Problem description –
Copy out the listing that follows exactly, dropping every picture.

— Start of Supplied data —

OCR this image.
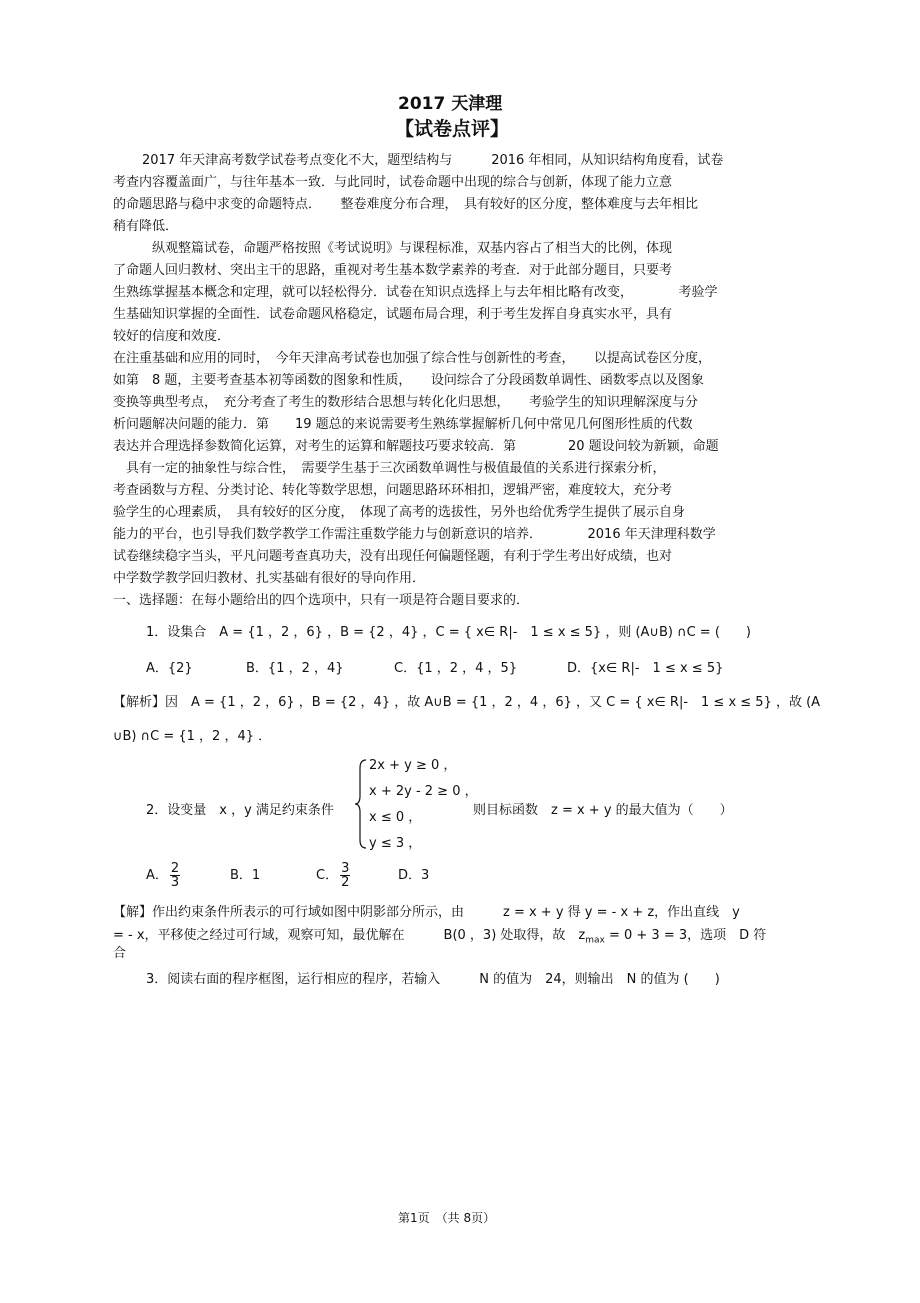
2017 天津理
【试卷点评】
2017 年天津高考数学试卷考点变化不大，题型结构与　　　2016 年相同，从知识结构角度看，试卷
考查内容覆盖面广，与往年基本一致．与此同时，试卷命题中出现的综合与创新，体现了能力立意
的命题思路与稳中求变的命题特点．　　整卷难度分布合理，　具有较好的区分度，整体难度与去年相比
稍有降低．
纵观整篇试卷，命题严格按照《考试说明》与课程标准，双基内容占了相当大的比例，体现
了命题人回归教材、突出主干的思路，重视对考生基本数学素养的考查．对于此部分题目，只要考
生熟练掌握基本概念和定理，就可以轻松得分．试卷在知识点选择上与去年相比略有改变，　　　　考验学
生基础知识掌握的全面性．试卷命题风格稳定，试题布局合理，利于考生发挥自身真实水平，具有
较好的信度和效度．
在注重基础和应用的同时，　今年天津高考试卷也加强了综合性与创新性的考查，　　以提高试卷区分度，
如第　8 题，主要考查基本初等函数的图象和性质，　　设问综合了分段函数单调性、函数零点以及图象
变换等典型考点，　充分考查了考生的数形结合思想与转化化归思想，　　考验学生的知识理解深度与分
析问题解决问题的能力．第　　19 题总的来说需要考生熟练掌握解析几何中常见几何图形性质的代数
表达并合理选择参数简化运算，对考生的运算和解题技巧要求较高．第　　　　20 题设问较为新颖，命题
具有一定的抽象性与综合性，　需要学生基于三次函数单调性与极值最值的关系进行探索分析，
考查函数与方程、分类讨论、转化等数学思想，问题思路环环相扣，逻辑严密，难度较大，充分考
验学生的心理素质，　具有较好的区分度，　体现了高考的选拔性，另外也给优秀学生提供了展示自身
能力的平台，也引导我们数学教学工作需注重数学能力与创新意识的培养．　　　　2016 年天津理科数学
试卷继续稳字当头，平凡问题考查真功夫，没有出现任何偏题怪题，有利于学生考出好成绩，也对
中学数学教学回归教材、扎实基础有很好的导向作用．
一、选择题：在每小题给出的四个选项中，只有一项是符合题目要求的．
1．设集合　A = {1 ，2 ，6} ，B = {2 ，4} ，C = { x∈ R|-　1 ≤ x ≤ 5} ，则 (A∪B) ∩C = (　　)
A．{2}	B．{1 ，2 ，4}	C．{1 ，2 ，4 ，5}	D．{x∈ R|-　1 ≤ x ≤ 5}
【解析】因　A = {1 ，2 ，6} ，B = {2 ，4} ，故 A∪B = {1 ，2 ，4 ，6} ，又 C = { x∈ R|-　1 ≤ x ≤ 5} ，故 (A
∪B) ∩C = {1 ，2 ，4} ．
2．设变量　x ，y 满足约束条件
2x + y ≥ 0 ，
x + 2y - 2 ≥ 0 ，
x ≤ 0 ，
y ≤ 3 ，
则目标函数　z = x + y 的最大值为（　　）
A． $\frac{2}{3}$	B．1	C． $\frac{3}{2}$	D．3
【解】作出约束条件所表示的可行域如图中阴影部分所示，由　　　z = x + y 得 y = - x + z，作出直线　y
= - x，平移使之经过可行域，观察可知，最优解在　　　B(0 ，3) 处取得，故　$z_{max} = 0 + 3 = 3$，选项　D 符
合
3．阅读右面的程序框图，运行相应的程序，若输入　　　N 的值为　24，则输出　N 的值为 (　　)
第1页　（共 8页）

— End of Supplied data —

Answer below –
OCR this image.
2017 天津理
【试卷点评】
2017 年天津高考数学试卷考点变化不大，题型结构与　　　2016 年相同，从知识结构角度看，试卷
考查内容覆盖面广，与往年基本一致．与此同时，试卷命题中出现的综合与创新，体现了能力立意
的命题思路与稳中求变的命题特点．　　整卷难度分布合理，　具有较好的区分度，整体难度与去年相比
稍有降低．
纵观整篇试卷，命题严格按照《考试说明》与课程标准，双基内容占了相当大的比例，体现
了命题人回归教材、突出主干的思路，重视对考生基本数学素养的考查．对于此部分题目，只要考
生熟练掌握基本概念和定理，就可以轻松得分．试卷在知识点选择上与去年相比略有改变，　　　　考验学
生基础知识掌握的全面性．试卷命题风格稳定，试题布局合理，利于考生发挥自身真实水平，具有
较好的信度和效度．
在注重基础和应用的同时，　今年天津高考试卷也加强了综合性与创新性的考查，　　以提高试卷区分度，
如第　8 题，主要考查基本初等函数的图象和性质，　　设问综合了分段函数单调性、函数零点以及图象
变换等典型考点，　充分考查了考生的数形结合思想与转化化归思想，　　考验学生的知识理解深度与分
析问题解决问题的能力．第　　19 题总的来说需要考生熟练掌握解析几何中常见几何图形性质的代数
表达并合理选择参数简化运算，对考生的运算和解题技巧要求较高．第　　　　20 题设问较为新颖，命题
具有一定的抽象性与综合性，　需要学生基于三次函数单调性与极值最值的关系进行探索分析，
考查函数与方程、分类讨论、转化等数学思想，问题思路环环相扣，逻辑严密，难度较大，充分考
验学生的心理素质，　具有较好的区分度，　体现了高考的选拔性，另外也给优秀学生提供了展示自身
能力的平台，也引导我们数学教学工作需注重数学能力与创新意识的培养．　　　　2016 年天津理科数学
试卷继续稳字当头，平凡问题考查真功夫，没有出现任何偏题怪题，有利于学生考出好成绩，也对
中学数学教学回归教材、扎实基础有很好的导向作用．
一、选择题：在每小题给出的四个选项中，只有一项是符合题目要求的．
1．设集合　A = {1 ，2 ，6} ，B = {2 ，4} ，C = { x∈ R|-　1 ≤ x ≤ 5} ，则 (A∪B) ∩C = (　　)
A．{2}	B．{1 ，2 ，4}	C．{1 ，2 ，4 ，5}	D．{x∈ R|-　1 ≤ x ≤ 5}
【解析】因　A = {1 ，2 ，6} ，B = {2 ，4} ，故 A∪B = {1 ，2 ，4 ，6} ，又 C = { x∈ R|-　1 ≤ x ≤ 5} ，故 (A
∪B) ∩C = {1 ，2 ，4} ．
2．设变量　x ，y 满足约束条件
2x + y ≥ 0 ，
x + 2y - 2 ≥ 0 ，
x ≤ 0 ，
y ≤ 3 ，
则目标函数　z = x + y 的最大值为（　　）
A． $\frac{2}{3}$	B．1	C． $\frac{3}{2}$	D．3
【解】作出约束条件所表示的可行域如图中阴影部分所示，由　　　z = x + y 得 y = - x + z，作出直线　y
= - x，平移使之经过可行域，观察可知，最优解在　　　B(0 ，3) 处取得，故　$z_{max} = 0 + 3 = 3$，选项　D 符
合
3．阅读右面的程序框图，运行相应的程序，若输入　　　N 的值为　24，则输出　N 的值为 (　　)
第1页　（共 8页）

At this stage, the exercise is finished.